Could you output each line of the data that follows exactly?

==== Data for this exercise

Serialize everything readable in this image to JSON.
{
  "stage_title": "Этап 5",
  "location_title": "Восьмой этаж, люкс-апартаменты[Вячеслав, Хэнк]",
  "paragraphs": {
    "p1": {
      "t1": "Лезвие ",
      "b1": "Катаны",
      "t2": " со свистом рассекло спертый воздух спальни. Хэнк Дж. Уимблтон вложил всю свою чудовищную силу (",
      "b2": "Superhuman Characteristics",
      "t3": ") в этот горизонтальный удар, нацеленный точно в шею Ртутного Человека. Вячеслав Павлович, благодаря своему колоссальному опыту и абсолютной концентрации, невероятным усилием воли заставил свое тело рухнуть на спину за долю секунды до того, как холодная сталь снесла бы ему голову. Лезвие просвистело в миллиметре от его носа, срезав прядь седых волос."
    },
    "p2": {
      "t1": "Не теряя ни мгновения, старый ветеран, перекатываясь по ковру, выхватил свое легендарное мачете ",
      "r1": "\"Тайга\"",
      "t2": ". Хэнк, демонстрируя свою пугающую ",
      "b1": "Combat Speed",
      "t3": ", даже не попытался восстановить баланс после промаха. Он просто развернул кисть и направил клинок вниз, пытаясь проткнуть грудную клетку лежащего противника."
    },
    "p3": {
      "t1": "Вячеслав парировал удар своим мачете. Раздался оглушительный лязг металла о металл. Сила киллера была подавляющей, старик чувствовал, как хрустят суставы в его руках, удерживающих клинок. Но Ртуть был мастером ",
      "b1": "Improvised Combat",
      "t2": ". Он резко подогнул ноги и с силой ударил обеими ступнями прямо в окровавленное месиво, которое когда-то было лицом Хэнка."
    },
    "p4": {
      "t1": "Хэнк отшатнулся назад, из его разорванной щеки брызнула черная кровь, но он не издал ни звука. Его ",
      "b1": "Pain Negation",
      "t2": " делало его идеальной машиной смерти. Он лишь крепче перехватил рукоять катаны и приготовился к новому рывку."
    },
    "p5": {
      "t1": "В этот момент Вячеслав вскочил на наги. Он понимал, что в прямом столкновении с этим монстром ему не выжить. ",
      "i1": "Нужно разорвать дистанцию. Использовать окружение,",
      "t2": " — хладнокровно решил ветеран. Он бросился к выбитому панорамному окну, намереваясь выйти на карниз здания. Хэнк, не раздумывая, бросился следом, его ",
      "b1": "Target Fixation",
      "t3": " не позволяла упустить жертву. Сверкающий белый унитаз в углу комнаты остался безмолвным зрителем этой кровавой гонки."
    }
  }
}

========

## Reply to the exercise
Serialize everything readable in this image to JSON.
{
  "stage_title": "Этап 5",
  "location_title": "Восьмой этаж, люкс-апартаменты[Вячеслав, Хэнк]",
  "paragraphs": {
    "p1": {
      "t1": "Лезвие ",
      "b1": "Катаны",
      "t2": " со свистом рассекло спертый воздух спальни. Хэнк Дж. Уимблтон вложил всю свою чудовищную силу (",
      "b2": "Superhuman Characteristics",
      "t3": ") в этот горизонтальный удар, нацеленный точно в шею Ртутного Человека. Вячеслав Павлович, благодаря своему колоссальному опыту и абсолютной концентрации, невероятным усилием воли заставил свое тело рухнуть на спину за долю секунды до того, как холодная сталь снесла бы ему голову. Лезвие просвистело в миллиметре от его носа, срезав прядь седых волос."
    },
    "p2": {
      "t1": "Не теряя ни мгновения, старый ветеран, перекатываясь по ковру, выхватил свое легендарное мачете ",
      "r1": "\"Тайга\"",
      "t2": ". Хэнк, демонстрируя свою пугающую ",
      "b1": "Combat Speed",
      "t3": ", даже не попытался восстановить баланс после промаха. Он просто развернул кисть и направил клинок вниз, пытаясь проткнуть грудную клетку лежащего противника."
    },
    "p3": {
      "t1": "Вячеслав парировал удар своим мачете. Раздался оглушительный лязг металла о металл. Сила киллера была подавляющей, старик чувствовал, как хрустят суставы в его руках, удерживающих клинок. Но Ртуть был мастером ",
      "b1": "Improvised Combat",
      "t2": ". Он резко подогнул ноги и с силой ударил обеими ступнями прямо в окровавленное месиво, которое когда-то было лицом Хэнка."
    },
    "p4": {
      "t1": "Хэнк отшатнулся назад, из его разорванной щеки брызнула черная кровь, но он не издал ни звука. Его ",
      "b1": "Pain Negation",
      "t2": " делало его идеальной машиной смерти. Он лишь крепче перехватил рукоять катаны и приготовился к новому рывку."
    },
    "p5": {
      "t1": "В этот момент Вячеслав вскочил на наги. Он понимал, что в прямом столкновении с этим монстром ему не выжить. ",
      "i1": "Нужно разорвать дистанцию. Использовать окружение,",
      "t2": " — хладнокровно решил ветеран. Он бросился к выбитому панорамному окну, намереваясь выйти на карниз здания. Хэнк, не раздумывая, бросился следом, его ",
      "b1": "Target Fixation",
      "t3": " не позволяла упустить жертву. Сверкающий белый унитаз в углу комнаты остался безмолвным зрителем этой кровавой гонки."
    }
  }
}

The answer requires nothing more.